Aim of the exercise >>
Each line in the entries below that holds the string "herokuapp" is to be listed.

Dataset content >>
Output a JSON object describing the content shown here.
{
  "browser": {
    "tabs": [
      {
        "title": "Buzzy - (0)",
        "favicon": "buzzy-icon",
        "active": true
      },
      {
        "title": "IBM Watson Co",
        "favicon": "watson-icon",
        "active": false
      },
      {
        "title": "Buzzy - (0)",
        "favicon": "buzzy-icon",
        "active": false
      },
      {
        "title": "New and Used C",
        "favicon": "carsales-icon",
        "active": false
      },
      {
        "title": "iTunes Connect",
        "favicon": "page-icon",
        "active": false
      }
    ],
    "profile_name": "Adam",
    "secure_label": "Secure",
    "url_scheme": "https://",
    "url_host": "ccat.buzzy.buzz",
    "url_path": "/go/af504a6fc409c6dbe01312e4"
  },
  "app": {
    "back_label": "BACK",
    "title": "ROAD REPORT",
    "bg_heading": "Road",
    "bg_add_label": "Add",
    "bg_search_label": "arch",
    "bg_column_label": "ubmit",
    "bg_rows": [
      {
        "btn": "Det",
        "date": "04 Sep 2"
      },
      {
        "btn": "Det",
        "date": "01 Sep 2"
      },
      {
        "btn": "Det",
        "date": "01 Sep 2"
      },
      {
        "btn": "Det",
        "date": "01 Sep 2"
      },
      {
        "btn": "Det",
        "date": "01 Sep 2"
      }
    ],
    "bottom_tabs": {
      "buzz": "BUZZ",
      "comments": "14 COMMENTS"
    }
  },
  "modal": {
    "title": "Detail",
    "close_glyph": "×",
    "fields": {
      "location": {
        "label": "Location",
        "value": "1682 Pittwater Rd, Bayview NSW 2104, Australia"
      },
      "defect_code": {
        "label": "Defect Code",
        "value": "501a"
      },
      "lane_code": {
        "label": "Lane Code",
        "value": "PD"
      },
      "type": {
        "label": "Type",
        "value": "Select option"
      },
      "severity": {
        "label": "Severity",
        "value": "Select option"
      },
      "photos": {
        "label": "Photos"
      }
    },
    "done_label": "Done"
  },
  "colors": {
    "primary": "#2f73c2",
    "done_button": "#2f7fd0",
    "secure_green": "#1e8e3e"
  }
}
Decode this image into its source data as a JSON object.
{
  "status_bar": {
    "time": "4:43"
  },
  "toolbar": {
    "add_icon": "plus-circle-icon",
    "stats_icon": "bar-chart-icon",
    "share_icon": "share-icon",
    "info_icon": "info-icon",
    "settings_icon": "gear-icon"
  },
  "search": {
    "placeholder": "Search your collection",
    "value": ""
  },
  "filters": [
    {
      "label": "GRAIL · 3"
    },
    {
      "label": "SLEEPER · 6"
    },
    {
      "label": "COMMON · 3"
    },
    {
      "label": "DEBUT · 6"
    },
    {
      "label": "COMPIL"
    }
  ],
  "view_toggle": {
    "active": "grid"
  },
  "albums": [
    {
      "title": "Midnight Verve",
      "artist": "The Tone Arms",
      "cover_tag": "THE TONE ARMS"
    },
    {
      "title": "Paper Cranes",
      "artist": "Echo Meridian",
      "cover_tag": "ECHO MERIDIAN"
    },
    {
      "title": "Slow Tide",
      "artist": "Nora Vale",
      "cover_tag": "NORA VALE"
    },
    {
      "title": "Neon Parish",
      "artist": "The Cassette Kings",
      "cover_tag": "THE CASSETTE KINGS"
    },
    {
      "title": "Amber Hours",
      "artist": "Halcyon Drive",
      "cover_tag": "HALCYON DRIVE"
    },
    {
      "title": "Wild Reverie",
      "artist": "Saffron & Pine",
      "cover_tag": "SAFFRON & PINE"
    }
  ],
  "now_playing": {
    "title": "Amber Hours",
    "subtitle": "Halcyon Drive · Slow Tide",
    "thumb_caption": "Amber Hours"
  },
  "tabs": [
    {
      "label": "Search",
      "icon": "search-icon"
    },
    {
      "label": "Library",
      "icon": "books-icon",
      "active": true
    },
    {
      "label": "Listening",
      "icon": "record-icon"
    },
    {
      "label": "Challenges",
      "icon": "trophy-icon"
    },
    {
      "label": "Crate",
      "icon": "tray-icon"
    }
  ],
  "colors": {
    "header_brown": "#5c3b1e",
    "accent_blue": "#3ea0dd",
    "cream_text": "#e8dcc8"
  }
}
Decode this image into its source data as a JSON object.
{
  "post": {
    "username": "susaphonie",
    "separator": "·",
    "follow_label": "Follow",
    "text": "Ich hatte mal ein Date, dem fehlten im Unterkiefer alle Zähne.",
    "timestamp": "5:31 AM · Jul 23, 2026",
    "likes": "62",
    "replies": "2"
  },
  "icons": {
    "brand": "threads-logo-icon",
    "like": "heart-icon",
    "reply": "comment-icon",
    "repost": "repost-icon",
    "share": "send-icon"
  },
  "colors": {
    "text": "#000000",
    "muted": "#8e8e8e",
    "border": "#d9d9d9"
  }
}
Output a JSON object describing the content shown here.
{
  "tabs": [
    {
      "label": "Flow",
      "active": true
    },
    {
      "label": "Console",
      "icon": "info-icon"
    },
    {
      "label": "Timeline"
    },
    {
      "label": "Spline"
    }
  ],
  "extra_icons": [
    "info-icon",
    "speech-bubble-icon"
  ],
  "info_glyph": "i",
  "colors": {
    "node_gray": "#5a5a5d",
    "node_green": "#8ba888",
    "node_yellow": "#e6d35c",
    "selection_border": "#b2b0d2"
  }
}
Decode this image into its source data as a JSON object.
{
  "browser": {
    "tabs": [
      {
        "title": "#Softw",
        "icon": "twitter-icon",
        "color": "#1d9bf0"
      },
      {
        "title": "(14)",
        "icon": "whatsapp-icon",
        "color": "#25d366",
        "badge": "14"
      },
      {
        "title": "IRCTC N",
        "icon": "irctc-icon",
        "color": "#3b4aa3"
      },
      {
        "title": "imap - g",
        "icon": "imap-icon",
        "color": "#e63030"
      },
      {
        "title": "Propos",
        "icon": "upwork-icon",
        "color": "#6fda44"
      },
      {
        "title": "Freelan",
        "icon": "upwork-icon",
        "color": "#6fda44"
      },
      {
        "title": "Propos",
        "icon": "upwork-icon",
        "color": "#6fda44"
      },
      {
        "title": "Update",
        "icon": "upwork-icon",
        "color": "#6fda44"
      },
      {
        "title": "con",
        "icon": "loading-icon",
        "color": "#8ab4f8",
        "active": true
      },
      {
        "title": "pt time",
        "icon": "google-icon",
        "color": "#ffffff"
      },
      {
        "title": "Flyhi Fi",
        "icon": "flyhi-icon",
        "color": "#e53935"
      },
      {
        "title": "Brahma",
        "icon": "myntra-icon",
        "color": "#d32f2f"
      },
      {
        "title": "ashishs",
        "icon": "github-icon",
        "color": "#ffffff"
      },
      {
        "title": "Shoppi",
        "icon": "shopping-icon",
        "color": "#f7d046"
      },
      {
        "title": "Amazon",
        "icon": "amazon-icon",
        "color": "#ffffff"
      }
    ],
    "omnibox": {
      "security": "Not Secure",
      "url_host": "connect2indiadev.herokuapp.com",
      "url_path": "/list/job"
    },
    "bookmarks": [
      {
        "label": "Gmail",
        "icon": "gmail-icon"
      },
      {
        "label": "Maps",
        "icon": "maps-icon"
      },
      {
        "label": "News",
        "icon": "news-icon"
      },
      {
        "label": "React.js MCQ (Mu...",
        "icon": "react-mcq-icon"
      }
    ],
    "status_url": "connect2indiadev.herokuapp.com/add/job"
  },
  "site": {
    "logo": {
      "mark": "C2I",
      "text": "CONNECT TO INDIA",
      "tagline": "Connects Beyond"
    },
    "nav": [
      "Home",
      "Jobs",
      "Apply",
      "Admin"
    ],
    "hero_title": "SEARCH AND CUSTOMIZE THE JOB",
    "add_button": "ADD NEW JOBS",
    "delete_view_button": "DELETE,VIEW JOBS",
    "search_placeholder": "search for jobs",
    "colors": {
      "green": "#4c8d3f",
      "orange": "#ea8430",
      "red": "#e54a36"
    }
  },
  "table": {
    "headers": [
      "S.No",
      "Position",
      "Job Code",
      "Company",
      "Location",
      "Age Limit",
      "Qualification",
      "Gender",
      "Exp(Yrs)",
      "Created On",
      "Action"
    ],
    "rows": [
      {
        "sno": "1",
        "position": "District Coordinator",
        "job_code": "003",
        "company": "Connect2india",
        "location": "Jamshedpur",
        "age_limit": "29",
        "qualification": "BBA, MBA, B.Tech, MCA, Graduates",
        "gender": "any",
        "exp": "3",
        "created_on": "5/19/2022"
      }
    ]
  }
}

Final result >>
      "url_host": "connect2indiadev.herokuapp.com",
    "status_url": "connect2indiadev.herokuapp.com/add/job"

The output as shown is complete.